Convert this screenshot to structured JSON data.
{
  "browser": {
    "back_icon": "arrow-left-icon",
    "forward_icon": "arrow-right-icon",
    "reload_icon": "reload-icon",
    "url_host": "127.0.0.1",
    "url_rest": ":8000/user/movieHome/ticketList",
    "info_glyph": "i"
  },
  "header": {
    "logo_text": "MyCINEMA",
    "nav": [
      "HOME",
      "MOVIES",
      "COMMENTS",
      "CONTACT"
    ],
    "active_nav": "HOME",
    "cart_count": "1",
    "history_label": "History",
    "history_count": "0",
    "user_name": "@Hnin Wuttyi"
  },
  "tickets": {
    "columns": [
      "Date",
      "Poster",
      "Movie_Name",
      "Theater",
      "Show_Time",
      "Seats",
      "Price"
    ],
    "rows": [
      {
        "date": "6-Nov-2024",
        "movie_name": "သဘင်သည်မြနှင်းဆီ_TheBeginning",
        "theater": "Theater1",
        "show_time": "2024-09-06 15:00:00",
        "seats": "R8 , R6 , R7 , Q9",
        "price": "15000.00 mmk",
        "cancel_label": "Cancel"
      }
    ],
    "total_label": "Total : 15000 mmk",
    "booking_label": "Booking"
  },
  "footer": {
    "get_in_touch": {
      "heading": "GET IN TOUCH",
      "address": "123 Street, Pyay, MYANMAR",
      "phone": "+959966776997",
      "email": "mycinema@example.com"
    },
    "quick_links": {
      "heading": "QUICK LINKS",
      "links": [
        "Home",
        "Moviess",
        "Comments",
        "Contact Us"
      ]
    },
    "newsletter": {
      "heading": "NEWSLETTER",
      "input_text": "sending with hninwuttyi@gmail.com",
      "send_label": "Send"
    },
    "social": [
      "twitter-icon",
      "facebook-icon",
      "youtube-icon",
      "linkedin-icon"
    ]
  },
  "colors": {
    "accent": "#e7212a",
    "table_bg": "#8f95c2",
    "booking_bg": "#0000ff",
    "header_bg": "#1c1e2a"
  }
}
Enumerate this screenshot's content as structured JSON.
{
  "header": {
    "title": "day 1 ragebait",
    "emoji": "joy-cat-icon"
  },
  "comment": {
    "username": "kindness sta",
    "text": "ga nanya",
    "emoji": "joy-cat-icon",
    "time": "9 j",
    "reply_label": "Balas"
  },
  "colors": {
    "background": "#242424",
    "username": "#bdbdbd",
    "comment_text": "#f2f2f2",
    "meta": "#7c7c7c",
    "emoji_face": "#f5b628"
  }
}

▬▬▬

**Goal:**
Take the entries above and transcribe them in full.

**Output:**
Convert this screenshot to structured JSON data.
{
  "browser": {
    "back_icon": "arrow-left-icon",
    "forward_icon": "arrow-right-icon",
    "reload_icon": "reload-icon",
    "url_host": "127.0.0.1",
    "url_rest": ":8000/user/movieHome/ticketList",
    "info_glyph": "i"
  },
  "header": {
    "logo_text": "MyCINEMA",
    "nav": [
      "HOME",
      "MOVIES",
      "COMMENTS",
      "CONTACT"
    ],
    "active_nav": "HOME",
    "cart_count": "1",
    "history_label": "History",
    "history_count": "0",
    "user_name": "@Hnin Wuttyi"
  },
  "tickets": {
    "columns": [
      "Date",
      "Poster",
      "Movie_Name",
      "Theater",
      "Show_Time",
      "Seats",
      "Price"
    ],
    "rows": [
      {
        "date": "6-Nov-2024",
        "movie_name": "သဘင်သည်မြနှင်းဆီ_TheBeginning",
        "theater": "Theater1",
        "show_time": "2024-09-06 15:00:00",
        "seats": "R8 , R6 , R7 , Q9",
        "price": "15000.00 mmk",
        "cancel_label": "Cancel"
      }
    ],
    "total_label": "Total : 15000 mmk",
    "booking_label": "Booking"
  },
  "footer": {
    "get_in_touch": {
      "heading": "GET IN TOUCH",
      "address": "123 Street, Pyay, MYANMAR",
      "phone": "+959966776997",
      "email": "mycinema@example.com"
    },
    "quick_links": {
      "heading": "QUICK LINKS",
      "links": [
        "Home",
        "Moviess",
        "Comments",
        "Contact Us"
      ]
    },
    "newsletter": {
      "heading": "NEWSLETTER",
      "input_text": "sending with hninwuttyi@gmail.com",
      "send_label": "Send"
    },
    "social": [
      "twitter-icon",
      "facebook-icon",
      "youtube-icon",
      "linkedin-icon"
    ]
  },
  "colors": {
    "accent": "#e7212a",
    "table_bg": "#8f95c2",
    "booking_bg": "#0000ff",
    "header_bg": "#1c1e2a"
  }
}
Enumerate this screenshot's content as structured JSON.
{
  "header": {
    "title": "day 1 ragebait",
    "emoji": "joy-cat-icon"
  },
  "comment": {
    "username": "kindness sta",
    "text": "ga nanya",
    "emoji": "joy-cat-icon",
    "time": "9 j",
    "reply_label": "Balas"
  },
  "colors": {
    "background": "#242424",
    "username": "#bdbdbd",
    "comment_text": "#f2f2f2",
    "meta": "#7c7c7c",
    "emoji_face": "#f5b628"
  }
}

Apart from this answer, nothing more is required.